* _REQUEST_: Pictures stay out of the copy; restate everything else in the material exactly.

%%

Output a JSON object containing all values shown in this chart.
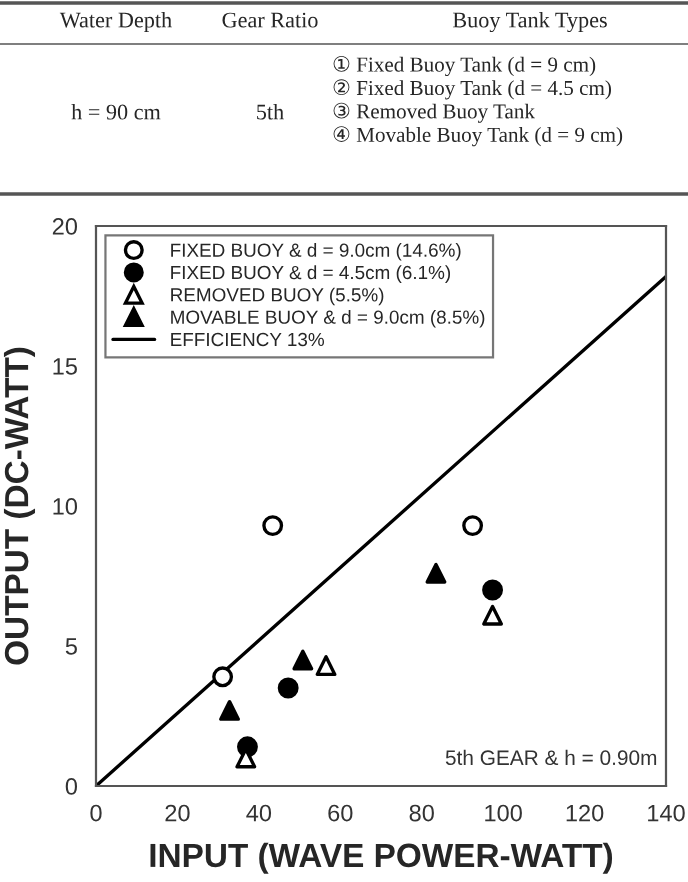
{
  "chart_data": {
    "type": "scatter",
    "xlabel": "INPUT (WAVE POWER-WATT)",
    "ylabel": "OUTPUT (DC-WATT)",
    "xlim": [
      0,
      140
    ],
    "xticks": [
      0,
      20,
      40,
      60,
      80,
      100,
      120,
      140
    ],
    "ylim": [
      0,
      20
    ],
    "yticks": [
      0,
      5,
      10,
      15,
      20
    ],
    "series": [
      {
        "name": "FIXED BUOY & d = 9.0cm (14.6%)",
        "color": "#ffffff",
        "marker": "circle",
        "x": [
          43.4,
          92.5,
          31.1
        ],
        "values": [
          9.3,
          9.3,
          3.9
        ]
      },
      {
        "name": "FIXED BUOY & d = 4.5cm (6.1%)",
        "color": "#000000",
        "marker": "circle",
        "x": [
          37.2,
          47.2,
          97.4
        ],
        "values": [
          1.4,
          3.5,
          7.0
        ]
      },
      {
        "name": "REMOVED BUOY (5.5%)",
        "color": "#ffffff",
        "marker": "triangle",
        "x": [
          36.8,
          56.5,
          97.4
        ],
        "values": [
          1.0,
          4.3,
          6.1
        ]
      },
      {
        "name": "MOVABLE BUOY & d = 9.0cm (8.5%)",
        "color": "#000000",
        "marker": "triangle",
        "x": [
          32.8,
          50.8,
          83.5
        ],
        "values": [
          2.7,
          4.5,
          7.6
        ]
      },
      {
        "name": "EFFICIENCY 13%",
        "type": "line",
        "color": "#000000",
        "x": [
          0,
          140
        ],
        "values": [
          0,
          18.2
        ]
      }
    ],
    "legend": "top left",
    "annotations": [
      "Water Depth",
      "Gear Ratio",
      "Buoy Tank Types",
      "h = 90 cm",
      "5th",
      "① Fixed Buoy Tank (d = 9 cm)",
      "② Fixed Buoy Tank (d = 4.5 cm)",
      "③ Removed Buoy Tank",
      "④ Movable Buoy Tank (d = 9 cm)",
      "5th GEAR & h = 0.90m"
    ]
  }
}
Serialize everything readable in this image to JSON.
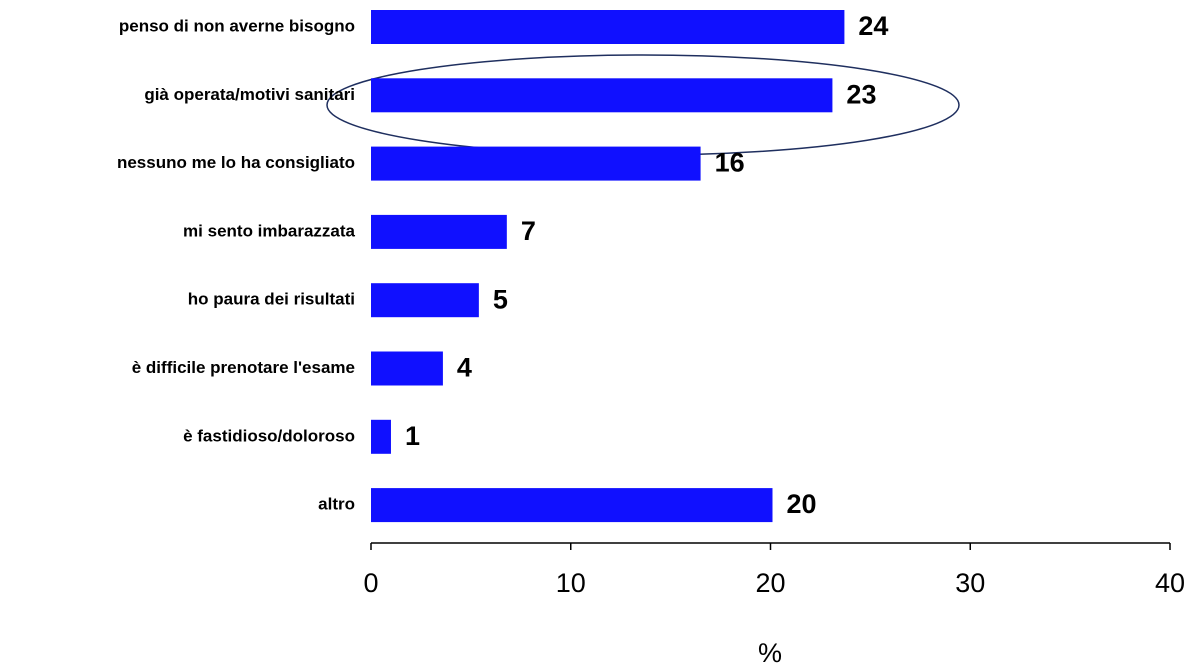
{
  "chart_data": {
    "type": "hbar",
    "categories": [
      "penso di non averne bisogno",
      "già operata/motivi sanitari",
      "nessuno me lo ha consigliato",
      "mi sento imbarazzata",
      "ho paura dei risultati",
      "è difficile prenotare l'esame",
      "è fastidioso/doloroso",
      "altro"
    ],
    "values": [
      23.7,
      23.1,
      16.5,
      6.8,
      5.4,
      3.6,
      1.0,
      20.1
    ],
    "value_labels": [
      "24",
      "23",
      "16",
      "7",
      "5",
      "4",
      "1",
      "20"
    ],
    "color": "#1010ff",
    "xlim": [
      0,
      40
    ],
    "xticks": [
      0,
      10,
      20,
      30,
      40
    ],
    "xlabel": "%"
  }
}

%%

* _ANSWER TO THE EXERCISE_:
Output a JSON object containing all values shown in this chart.
{
  "chart_data": {
    "type": "scatter",
    "xlabel": "INPUT (WAVE POWER-WATT)",
    "ylabel": "OUTPUT (DC-WATT)",
    "xlim": [
      0,
      140
    ],
    "xticks": [
      0,
      20,
      40,
      60,
      80,
      100,
      120,
      140
    ],
    "ylim": [
      0,
      20
    ],
    "yticks": [
      0,
      5,
      10,
      15,
      20
    ],
    "series": [
      {
        "name": "FIXED BUOY & d = 9.0cm (14.6%)",
        "color": "#ffffff",
        "marker": "circle",
        "x": [
          43.4,
          92.5,
          31.1
        ],
        "values": [
          9.3,
          9.3,
          3.9
        ]
      },
      {
        "name": "FIXED BUOY & d = 4.5cm (6.1%)",
        "color": "#000000",
        "marker": "circle",
        "x": [
          37.2,
          47.2,
          97.4
        ],
        "values": [
          1.4,
          3.5,
          7.0
        ]
      },
      {
        "name": "REMOVED BUOY (5.5%)",
        "color": "#ffffff",
        "marker": "triangle",
        "x": [
          36.8,
          56.5,
          97.4
        ],
        "values": [
          1.0,
          4.3,
          6.1
        ]
      },
      {
        "name": "MOVABLE BUOY & d = 9.0cm (8.5%)",
        "color": "#000000",
        "marker": "triangle",
        "x": [
          32.8,
          50.8,
          83.5
        ],
        "values": [
          2.7,
          4.5,
          7.6
        ]
      },
      {
        "name": "EFFICIENCY 13%",
        "type": "line",
        "color": "#000000",
        "x": [
          0,
          140
        ],
        "values": [
          0,
          18.2
        ]
      }
    ],
    "legend": "top left",
    "annotations": [
      "Water Depth",
      "Gear Ratio",
      "Buoy Tank Types",
      "h = 90 cm",
      "5th",
      "① Fixed Buoy Tank (d = 9 cm)",
      "② Fixed Buoy Tank (d = 4.5 cm)",
      "③ Removed Buoy Tank",
      "④ Movable Buoy Tank (d = 9 cm)",
      "5th GEAR & h = 0.90m"
    ]
  }
}
Serialize everything readable in this image to JSON.
{
  "chart_data": {
    "type": "hbar",
    "categories": [
      "penso di non averne bisogno",
      "già operata/motivi sanitari",
      "nessuno me lo ha consigliato",
      "mi sento imbarazzata",
      "ho paura dei risultati",
      "è difficile prenotare l'esame",
      "è fastidioso/doloroso",
      "altro"
    ],
    "values": [
      23.7,
      23.1,
      16.5,
      6.8,
      5.4,
      3.6,
      1.0,
      20.1
    ],
    "value_labels": [
      "24",
      "23",
      "16",
      "7",
      "5",
      "4",
      "1",
      "20"
    ],
    "color": "#1010ff",
    "xlim": [
      0,
      40
    ],
    "xticks": [
      0,
      10,
      20,
      30,
      40
    ],
    "xlabel": "%"
  }
}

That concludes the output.